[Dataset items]
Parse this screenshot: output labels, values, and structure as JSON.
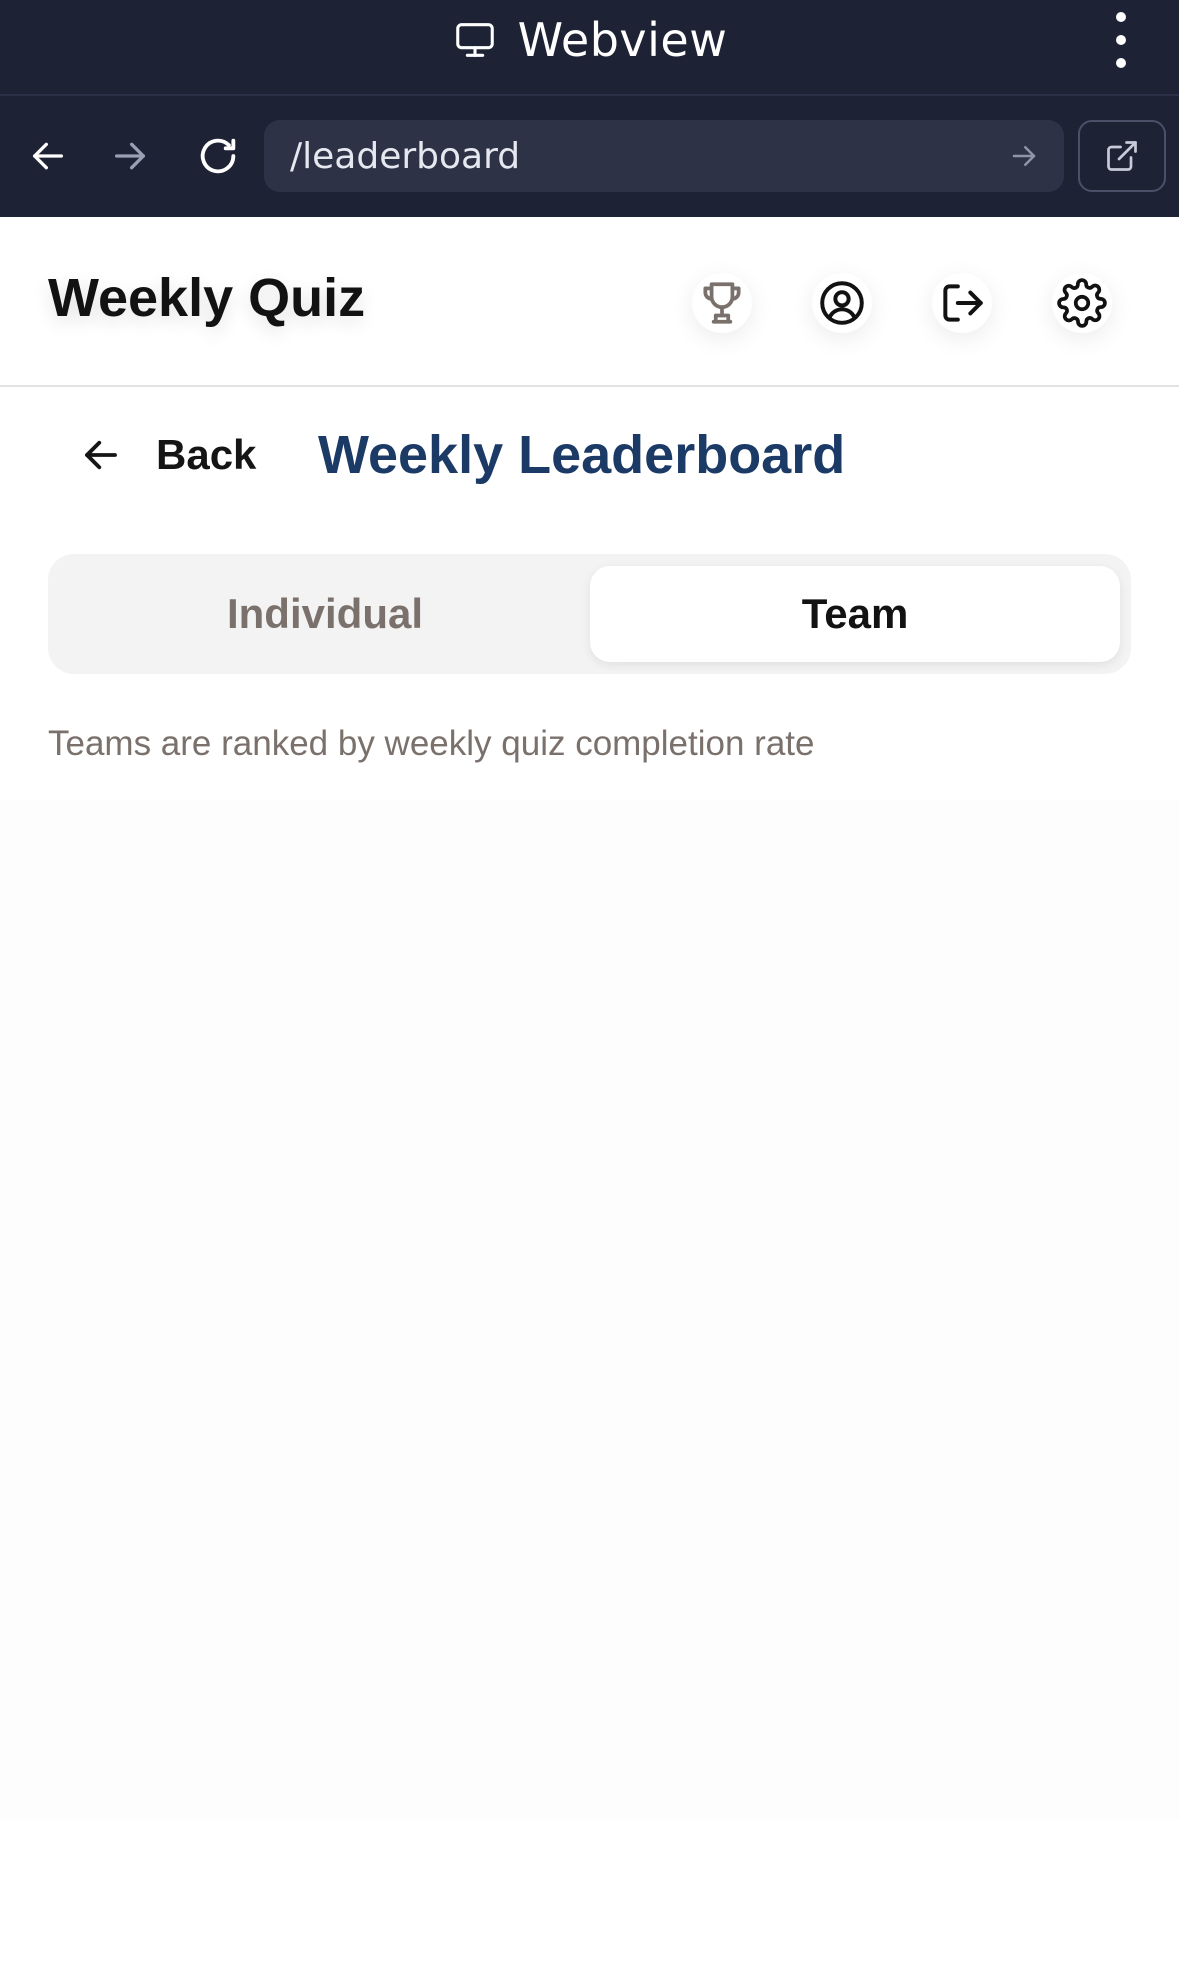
{
  "webview": {
    "title": "Webview",
    "title_icon": "monitor-icon",
    "menu_icon": "more-vertical-icon"
  },
  "nav": {
    "url": "/leaderboard",
    "back_icon": "arrow-left-icon",
    "forward_icon": "arrow-right-icon",
    "reload_icon": "refresh-icon",
    "go_icon": "arrow-right-icon",
    "open_external_icon": "external-link-icon"
  },
  "header": {
    "title": "Weekly Quiz",
    "icons": [
      "trophy-icon",
      "user-circle-icon",
      "logout-icon",
      "gear-icon"
    ]
  },
  "page": {
    "back_label": "Back",
    "title": "Weekly Leaderboard"
  },
  "tabs": [
    {
      "label": "Individual",
      "active": false
    },
    {
      "label": "Team",
      "active": true
    }
  ],
  "info": "Teams are ranked by weekly quiz completion rate",
  "colors": {
    "webview_bg": "#1e2235",
    "url_bg": "#2d3247",
    "page_title": "#1c3a66",
    "muted_text": "#7a716c",
    "trophy": "#7a716c"
  }
}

## [GOAL]
Find every line in the records above that contains the word "arrow", and copy each one.

## [WRITTEN SOLUTION]
    "back_icon": "arrow-left-icon",
    "forward_icon": "arrow-right-icon",
    "go_icon": "arrow-right-icon",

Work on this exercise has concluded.